**Text block:**
══════════
Claremont Chamber of Commerce celebrates 100 years – Part 2
by John Neiuber
Leila Ackerman assumed the position of secretary, what today would be the executive director, of the Claremont Chamber in 1923 and would serve in that capacity for the next 21 years, retiring in 1944. Ackerman was a tireless promoter of not only local businesses and merchants, the Colleges and the citrus industry, but the city itself and civic issues. Below the letterhead on chamber correspondence was a summation of the chamber mission, “A Community Clearing House for Business and Civic Improvement and Information.”
Under Leila Ackerman’s leadership, the chamber joined the “City Beautiful” movement in the 1920s. Teaming with renowned landscape architect, Ralph Cornell, the chamber hired him to create the landscape for the new civic center the chamber had helped to design. The chamber also “loaned out” Cornell to homeowners free of charge for the planning of their landscape.
The chamber worked with the city to develop the plans for the civic center and the newly appointed planning commission’s first order of business was to finalize those plans. The first part of the new civic center would be on Second Street and would include a first floor fire and police station and second floor city hall. The land was purchased in 1923, the bond issue passed in April 1924, construction began in June 1925, and the building opened on November 30, 1925.
Given the close relationship between the chamber and the city, the Claremont Chamber of Commerce building was constructed on the northwest corner of Second Street and Harvard Avenue in 1930. The building was part of the civic center plan created by David Allison and Charles Cheney in the mid-1920s. In 1948, city hall was built around the chamber and the posts of the old building were changed to arches to complement the new design. This building was home to the chamber until 1975, when city hall was remodeled and the building was occupied by the city manager’s offices. The chamber moved into the police offices on Second Street when the police station was completed on Bonita Avenue. The chamber remained in the offices until the mid-1990s, when the expansion and renovation of city hall caused the chamber to relocate.
══════════
**Extracted information:**
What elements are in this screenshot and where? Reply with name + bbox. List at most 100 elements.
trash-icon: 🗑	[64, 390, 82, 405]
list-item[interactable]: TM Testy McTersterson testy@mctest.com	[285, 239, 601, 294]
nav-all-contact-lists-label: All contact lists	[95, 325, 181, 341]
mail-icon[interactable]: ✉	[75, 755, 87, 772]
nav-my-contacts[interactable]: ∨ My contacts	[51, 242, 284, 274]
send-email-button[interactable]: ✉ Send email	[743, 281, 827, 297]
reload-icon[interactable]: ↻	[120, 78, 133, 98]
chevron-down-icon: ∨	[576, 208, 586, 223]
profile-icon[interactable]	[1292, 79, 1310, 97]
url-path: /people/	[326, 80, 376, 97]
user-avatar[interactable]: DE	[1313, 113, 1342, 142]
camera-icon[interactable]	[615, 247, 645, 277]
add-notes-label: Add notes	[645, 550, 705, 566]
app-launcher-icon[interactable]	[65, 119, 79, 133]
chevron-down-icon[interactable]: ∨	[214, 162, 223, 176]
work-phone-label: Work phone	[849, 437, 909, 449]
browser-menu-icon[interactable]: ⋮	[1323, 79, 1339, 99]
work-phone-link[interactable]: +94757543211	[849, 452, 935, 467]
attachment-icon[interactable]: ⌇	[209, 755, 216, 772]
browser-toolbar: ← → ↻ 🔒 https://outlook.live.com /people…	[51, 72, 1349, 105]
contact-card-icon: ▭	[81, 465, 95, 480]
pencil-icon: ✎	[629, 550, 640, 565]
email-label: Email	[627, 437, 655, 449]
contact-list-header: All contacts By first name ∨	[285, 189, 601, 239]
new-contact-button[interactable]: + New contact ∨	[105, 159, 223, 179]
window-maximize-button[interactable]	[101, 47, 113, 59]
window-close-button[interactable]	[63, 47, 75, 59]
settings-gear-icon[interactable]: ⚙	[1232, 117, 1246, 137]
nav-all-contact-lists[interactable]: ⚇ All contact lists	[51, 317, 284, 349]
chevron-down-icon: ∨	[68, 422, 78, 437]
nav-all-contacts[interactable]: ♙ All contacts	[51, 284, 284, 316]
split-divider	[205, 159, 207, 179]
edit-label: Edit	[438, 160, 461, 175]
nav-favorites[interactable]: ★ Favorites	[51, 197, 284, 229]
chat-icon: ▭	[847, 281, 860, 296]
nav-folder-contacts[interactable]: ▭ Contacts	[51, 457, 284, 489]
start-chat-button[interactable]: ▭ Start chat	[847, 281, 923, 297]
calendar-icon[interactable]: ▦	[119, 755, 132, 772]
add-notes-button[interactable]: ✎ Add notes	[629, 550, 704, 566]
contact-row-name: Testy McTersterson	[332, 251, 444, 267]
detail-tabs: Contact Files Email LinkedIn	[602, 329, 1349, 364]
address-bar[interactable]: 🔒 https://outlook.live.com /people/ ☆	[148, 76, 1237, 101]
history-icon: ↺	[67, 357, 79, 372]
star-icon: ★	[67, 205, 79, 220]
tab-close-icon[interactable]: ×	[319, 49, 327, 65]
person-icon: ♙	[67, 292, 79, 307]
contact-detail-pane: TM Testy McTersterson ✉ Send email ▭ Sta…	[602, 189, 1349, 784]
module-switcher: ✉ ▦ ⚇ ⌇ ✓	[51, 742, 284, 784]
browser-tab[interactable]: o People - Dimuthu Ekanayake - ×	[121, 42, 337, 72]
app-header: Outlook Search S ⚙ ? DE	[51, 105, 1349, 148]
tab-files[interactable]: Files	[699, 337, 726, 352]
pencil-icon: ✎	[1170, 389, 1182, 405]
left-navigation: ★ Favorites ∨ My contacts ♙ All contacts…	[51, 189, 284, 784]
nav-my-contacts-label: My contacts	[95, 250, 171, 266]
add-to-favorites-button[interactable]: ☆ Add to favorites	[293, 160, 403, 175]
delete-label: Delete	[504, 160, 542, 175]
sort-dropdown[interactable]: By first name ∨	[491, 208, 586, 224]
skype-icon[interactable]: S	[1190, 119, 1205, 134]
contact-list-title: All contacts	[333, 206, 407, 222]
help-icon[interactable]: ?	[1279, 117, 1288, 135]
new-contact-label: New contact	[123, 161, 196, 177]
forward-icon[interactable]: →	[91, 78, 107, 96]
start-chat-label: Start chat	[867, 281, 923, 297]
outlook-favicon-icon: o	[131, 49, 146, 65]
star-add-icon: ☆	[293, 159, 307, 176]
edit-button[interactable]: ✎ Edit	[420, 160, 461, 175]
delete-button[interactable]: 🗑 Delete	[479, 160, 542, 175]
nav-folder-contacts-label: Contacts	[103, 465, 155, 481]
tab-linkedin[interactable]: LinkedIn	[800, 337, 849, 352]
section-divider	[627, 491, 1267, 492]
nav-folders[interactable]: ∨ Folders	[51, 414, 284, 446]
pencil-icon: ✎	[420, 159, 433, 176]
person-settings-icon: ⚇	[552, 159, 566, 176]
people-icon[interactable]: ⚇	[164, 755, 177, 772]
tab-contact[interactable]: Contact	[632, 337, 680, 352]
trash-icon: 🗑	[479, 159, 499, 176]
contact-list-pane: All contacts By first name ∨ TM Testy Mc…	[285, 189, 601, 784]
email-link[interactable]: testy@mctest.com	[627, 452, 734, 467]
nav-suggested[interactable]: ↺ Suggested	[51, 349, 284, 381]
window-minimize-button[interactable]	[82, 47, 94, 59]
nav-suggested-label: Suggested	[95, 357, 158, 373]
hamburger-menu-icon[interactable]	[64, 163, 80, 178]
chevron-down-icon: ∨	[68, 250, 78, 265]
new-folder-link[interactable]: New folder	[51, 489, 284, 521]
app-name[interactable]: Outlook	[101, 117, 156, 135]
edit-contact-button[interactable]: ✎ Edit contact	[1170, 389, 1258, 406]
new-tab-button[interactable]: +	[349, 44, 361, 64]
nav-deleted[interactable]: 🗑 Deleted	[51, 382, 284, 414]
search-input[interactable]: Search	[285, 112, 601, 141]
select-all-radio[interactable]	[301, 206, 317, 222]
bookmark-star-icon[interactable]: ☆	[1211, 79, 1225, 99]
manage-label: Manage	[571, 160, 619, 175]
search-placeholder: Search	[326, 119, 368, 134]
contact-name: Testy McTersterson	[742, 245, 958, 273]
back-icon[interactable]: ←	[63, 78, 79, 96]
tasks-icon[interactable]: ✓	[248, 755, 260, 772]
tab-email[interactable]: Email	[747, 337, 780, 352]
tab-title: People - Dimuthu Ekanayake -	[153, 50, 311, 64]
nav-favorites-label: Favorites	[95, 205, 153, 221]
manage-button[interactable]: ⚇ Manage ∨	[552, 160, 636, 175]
══════════
**Description of the task:** Transcribe the passage of the Claremont Chamber of Commerce history above, starting at "Under Leila Ackerman’s" and ending at "of their landscape.".

**Exercise answer:**
Under Leila Ackerman’s leadership, the chamber joined the “City Beautiful” movement in the 1920s. Teaming with renowned landscape architect, Ralph Cornell, the chamber hired him to create the landscape for the new civic center the chamber had helped to design. The chamber also “loaned out” Cornell to homeowners free of charge for the planning of their landscape.